Saved entries

────────────────────────────────────────

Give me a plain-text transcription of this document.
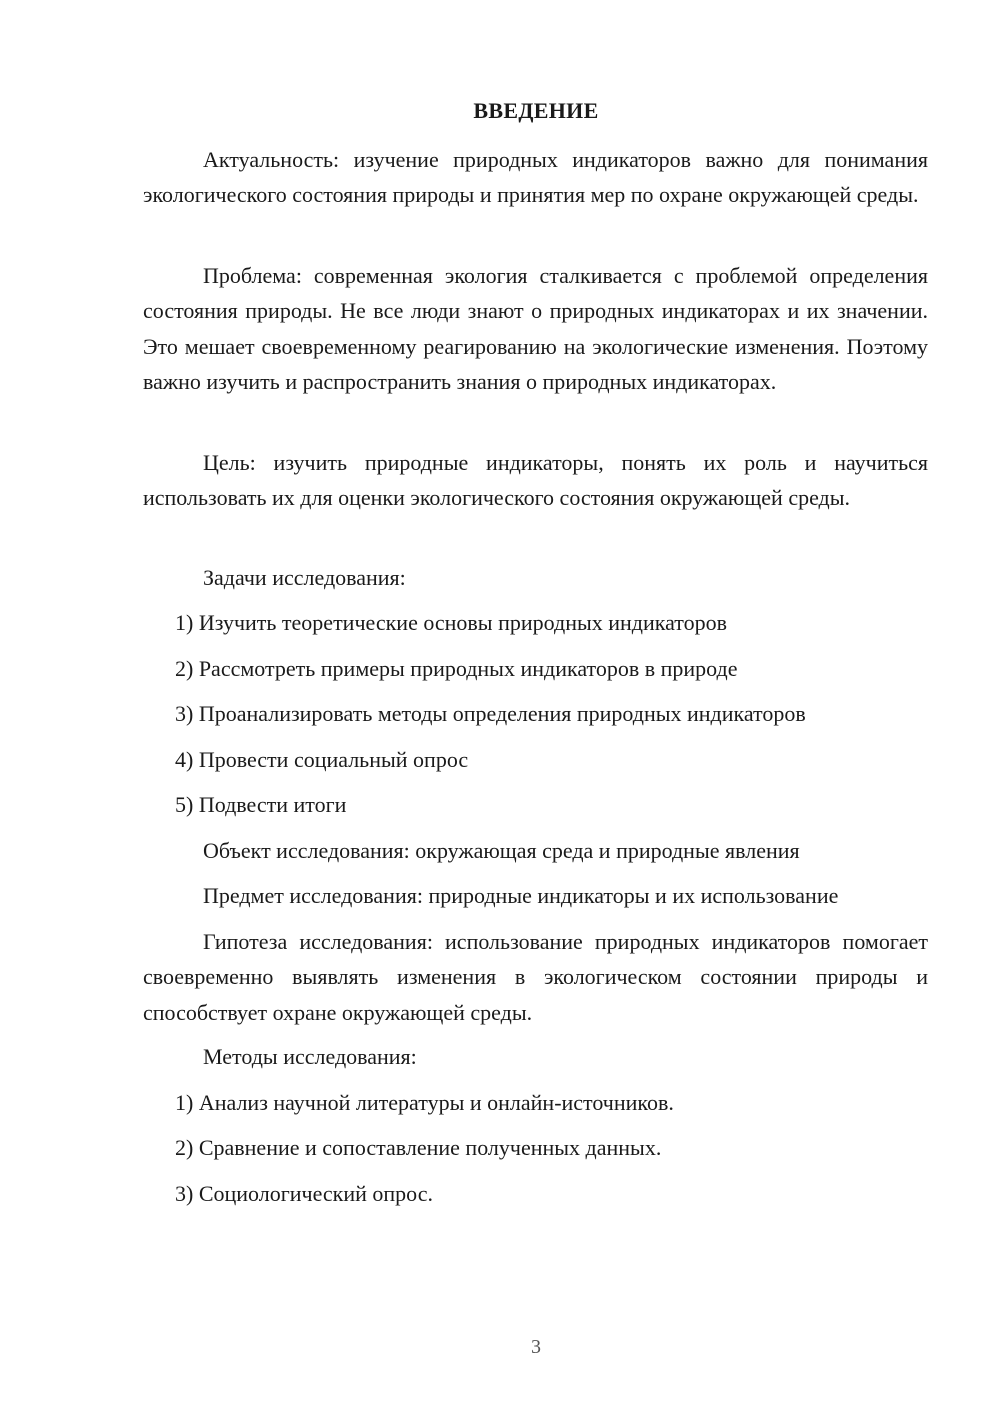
ВВЕДЕНИЕ

Актуальность: изучение природных индикаторов важно для понимания экологического состояния природы и принятия мер по охране окружающей среды.

Проблема: современная экология сталкивается с проблемой определения состояния природы. Не все люди знают о природных индикаторах и их значении. Это мешает своевременному реагированию на экологические изменения. Поэтому важно изучить и распространить знания о природных индикаторах.

Цель: изучить природные индикаторы, понять их роль и научиться использовать их для оценки экологического состояния окружающей среды.

Задачи исследования:

1) Изучить теоретические основы природных индикаторов

2) Рассмотреть примеры природных индикаторов в природе

3) Проанализировать методы определения природных индикаторов

4) Провести социальный опрос

5) Подвести итоги

Объект исследования: окружающая среда и природные явления

Предмет исследования: природные индикаторы и их использование

Гипотеза исследования: использование природных индикаторов помогает своевременно выявлять изменения в экологическом состоянии природы и способствует охране окружающей среды.

Методы исследования:

1) Анализ научной литературы и онлайн-источников.

2) Сравнение и сопоставление полученных данных.

3) Социологический опрос.

3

────────────────────────────────────────

Say how many lines have the string "исследования" in them, offering no words beyond the number.

5